Figure dataset records:
★ ★ ★ ★ ★ ★ ★

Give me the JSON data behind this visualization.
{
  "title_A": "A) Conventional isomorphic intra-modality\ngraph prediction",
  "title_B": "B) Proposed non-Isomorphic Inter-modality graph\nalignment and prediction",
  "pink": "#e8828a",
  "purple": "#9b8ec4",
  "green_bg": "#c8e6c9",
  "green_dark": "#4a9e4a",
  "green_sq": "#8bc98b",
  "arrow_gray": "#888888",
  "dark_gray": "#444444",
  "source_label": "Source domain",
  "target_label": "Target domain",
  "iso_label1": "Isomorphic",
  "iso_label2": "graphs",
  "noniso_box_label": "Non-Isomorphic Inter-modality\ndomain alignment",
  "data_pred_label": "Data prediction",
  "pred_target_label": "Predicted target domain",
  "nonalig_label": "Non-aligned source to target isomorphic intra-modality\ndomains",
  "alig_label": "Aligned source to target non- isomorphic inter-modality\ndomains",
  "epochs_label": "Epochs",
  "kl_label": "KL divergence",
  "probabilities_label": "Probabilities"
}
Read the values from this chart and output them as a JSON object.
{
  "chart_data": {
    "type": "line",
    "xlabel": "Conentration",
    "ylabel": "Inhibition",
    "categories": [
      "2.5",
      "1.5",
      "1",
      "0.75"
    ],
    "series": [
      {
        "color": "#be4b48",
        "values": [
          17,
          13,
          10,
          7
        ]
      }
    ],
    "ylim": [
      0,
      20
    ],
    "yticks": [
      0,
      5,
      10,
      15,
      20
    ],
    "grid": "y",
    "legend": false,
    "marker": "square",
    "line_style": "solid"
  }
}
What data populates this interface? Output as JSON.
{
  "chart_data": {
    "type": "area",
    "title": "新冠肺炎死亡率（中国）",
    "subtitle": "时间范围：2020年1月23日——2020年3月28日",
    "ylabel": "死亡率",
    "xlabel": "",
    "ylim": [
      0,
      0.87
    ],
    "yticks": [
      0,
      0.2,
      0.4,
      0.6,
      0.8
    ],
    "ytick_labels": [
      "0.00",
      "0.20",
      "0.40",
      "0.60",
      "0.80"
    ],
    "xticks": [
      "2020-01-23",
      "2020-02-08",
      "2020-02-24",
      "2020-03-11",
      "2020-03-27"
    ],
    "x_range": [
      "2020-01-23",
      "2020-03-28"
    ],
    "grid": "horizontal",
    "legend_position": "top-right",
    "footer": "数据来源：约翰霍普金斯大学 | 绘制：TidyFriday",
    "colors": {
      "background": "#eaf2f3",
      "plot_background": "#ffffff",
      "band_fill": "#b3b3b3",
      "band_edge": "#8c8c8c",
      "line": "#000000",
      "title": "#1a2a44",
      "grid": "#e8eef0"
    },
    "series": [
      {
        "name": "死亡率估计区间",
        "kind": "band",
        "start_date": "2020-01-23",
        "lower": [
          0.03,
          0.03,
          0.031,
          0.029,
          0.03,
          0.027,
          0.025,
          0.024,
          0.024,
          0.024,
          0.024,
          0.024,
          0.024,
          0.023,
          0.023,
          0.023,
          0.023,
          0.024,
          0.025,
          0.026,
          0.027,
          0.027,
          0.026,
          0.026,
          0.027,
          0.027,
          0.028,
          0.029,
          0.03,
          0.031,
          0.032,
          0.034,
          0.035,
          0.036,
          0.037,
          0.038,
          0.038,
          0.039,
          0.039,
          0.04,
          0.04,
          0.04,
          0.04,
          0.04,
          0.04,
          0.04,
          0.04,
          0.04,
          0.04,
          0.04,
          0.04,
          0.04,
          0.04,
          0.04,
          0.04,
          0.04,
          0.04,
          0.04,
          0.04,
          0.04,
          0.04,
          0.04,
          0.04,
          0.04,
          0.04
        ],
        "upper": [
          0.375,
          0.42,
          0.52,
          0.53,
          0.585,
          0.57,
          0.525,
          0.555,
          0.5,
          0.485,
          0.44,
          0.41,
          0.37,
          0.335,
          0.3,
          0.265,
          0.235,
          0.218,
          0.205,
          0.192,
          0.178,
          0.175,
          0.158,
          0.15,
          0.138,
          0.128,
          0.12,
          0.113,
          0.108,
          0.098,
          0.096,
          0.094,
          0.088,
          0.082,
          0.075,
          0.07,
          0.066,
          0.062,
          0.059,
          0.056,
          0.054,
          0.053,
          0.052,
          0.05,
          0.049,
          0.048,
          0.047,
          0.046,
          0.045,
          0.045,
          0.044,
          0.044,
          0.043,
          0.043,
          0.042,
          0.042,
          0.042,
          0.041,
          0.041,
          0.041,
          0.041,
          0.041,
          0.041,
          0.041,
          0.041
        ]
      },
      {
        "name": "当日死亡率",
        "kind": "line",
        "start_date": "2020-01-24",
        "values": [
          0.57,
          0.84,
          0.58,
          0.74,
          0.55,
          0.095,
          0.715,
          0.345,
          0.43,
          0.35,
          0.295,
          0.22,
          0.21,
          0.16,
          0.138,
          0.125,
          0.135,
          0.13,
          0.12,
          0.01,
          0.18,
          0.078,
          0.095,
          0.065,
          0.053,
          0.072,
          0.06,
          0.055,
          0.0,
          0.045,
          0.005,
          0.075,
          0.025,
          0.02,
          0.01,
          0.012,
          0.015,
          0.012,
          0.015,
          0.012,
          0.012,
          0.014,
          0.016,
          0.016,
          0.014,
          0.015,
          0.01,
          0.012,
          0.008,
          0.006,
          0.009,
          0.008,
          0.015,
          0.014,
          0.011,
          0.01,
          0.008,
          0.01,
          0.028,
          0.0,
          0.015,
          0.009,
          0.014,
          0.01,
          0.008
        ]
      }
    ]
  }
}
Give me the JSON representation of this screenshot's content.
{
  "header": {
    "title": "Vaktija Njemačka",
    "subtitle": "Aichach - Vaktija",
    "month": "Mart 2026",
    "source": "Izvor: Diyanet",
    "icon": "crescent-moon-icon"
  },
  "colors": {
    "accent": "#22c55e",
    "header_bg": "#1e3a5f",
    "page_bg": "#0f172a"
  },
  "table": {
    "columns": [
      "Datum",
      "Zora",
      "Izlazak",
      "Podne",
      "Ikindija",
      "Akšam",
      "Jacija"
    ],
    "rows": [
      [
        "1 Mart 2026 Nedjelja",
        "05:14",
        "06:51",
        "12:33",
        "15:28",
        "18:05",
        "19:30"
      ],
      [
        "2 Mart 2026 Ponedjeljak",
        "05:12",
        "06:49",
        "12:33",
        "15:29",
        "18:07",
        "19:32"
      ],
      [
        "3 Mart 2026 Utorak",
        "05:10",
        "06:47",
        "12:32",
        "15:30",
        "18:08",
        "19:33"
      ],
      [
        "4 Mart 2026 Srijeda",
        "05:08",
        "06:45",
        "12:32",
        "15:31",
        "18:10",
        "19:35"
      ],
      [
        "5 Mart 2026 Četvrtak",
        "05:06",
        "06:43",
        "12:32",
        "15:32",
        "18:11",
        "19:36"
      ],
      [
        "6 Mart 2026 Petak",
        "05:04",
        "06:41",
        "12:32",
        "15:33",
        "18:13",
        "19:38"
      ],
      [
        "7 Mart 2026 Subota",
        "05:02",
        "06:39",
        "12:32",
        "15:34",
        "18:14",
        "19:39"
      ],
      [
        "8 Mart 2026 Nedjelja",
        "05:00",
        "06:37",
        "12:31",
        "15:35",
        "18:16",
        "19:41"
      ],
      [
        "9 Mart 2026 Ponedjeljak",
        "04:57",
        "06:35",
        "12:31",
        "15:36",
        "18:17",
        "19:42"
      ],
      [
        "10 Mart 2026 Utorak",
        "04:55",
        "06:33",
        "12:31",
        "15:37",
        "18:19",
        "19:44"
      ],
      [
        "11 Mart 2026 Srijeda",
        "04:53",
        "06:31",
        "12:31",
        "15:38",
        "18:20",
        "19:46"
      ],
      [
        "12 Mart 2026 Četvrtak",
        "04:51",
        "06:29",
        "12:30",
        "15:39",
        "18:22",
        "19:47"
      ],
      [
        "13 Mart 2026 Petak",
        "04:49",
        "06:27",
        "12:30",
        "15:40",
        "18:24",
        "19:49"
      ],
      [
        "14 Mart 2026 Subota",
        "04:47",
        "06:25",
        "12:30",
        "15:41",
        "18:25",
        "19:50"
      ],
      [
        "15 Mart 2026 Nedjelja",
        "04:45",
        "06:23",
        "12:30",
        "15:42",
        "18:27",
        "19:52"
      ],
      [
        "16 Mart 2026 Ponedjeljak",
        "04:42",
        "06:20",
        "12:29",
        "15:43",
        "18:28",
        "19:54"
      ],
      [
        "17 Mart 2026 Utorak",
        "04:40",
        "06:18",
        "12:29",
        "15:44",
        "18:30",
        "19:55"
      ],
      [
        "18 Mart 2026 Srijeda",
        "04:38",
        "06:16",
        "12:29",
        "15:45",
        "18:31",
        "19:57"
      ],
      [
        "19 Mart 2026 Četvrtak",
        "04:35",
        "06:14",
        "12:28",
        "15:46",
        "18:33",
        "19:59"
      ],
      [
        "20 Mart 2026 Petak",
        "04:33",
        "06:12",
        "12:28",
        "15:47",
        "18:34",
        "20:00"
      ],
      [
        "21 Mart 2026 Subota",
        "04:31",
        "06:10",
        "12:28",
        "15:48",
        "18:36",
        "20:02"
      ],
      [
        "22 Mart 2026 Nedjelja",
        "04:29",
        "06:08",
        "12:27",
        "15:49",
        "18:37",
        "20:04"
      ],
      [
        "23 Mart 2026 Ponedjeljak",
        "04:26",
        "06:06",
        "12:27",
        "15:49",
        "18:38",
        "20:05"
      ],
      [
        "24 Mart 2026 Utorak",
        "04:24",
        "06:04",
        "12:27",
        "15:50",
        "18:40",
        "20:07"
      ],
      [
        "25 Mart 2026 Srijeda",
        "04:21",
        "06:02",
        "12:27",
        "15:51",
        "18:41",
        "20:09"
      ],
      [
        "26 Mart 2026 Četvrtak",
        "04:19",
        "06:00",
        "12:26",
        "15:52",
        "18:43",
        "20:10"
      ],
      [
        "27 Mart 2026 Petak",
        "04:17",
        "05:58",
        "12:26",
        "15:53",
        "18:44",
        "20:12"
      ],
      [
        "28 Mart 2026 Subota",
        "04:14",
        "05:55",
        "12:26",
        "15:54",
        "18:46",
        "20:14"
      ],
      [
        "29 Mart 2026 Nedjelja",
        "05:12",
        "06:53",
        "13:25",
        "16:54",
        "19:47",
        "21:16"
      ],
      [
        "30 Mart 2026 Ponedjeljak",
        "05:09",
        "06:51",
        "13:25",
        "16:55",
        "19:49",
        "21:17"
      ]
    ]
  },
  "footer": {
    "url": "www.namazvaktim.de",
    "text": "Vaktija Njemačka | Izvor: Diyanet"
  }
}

★ ★ ★ ★ ★ ★ ★

§ EXERCISE DESCRIPTION
Gather and copy every line of the data in which the string "Vaktija" is found.

§ SOLUTION TO THIS TASK
    "title": "Vaktija Njemačka",
    "subtitle": "Aichach - Vaktija",
    "text": "Vaktija Njemačka | Izvor: Diyanet"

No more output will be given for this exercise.